▸ **Your goal**
Single out each line with the word "containing" and copy it.

(Stored data entries)
::::

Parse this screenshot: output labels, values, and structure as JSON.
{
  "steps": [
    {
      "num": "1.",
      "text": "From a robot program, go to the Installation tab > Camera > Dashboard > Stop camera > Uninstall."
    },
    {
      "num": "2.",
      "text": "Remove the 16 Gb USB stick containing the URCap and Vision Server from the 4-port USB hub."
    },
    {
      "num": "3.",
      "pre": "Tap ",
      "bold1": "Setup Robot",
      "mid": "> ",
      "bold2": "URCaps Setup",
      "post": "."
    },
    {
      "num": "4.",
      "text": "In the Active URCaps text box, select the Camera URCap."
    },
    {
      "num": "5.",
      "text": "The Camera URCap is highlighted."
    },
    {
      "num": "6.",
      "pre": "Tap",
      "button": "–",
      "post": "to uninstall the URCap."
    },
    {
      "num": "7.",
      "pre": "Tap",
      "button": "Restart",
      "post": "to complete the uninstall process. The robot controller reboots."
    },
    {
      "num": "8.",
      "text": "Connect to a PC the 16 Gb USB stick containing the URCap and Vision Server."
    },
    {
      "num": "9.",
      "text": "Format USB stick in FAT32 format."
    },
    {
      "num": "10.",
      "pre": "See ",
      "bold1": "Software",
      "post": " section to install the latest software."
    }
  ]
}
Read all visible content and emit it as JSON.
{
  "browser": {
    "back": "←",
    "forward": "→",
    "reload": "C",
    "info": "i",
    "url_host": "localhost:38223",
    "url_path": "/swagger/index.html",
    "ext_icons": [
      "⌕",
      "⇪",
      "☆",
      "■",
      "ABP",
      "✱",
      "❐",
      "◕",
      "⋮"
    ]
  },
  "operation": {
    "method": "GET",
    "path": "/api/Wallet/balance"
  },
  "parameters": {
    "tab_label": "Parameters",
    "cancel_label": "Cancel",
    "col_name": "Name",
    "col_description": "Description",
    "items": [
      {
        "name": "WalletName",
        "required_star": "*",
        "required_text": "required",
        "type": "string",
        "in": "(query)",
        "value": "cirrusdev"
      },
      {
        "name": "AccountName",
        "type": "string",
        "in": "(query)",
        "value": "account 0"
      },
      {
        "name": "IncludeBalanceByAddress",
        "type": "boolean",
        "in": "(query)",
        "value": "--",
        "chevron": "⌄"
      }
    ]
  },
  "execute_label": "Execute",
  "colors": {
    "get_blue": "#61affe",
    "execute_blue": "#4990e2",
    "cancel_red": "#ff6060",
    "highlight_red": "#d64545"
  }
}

::::

▸ **Worked solution**
      "text": "Remove the 16 Gb USB stick containing the URCap and Vision Server from the 4-port USB hub."
      "text": "Connect to a PC the 16 Gb USB stick containing the URCap and Vision Server."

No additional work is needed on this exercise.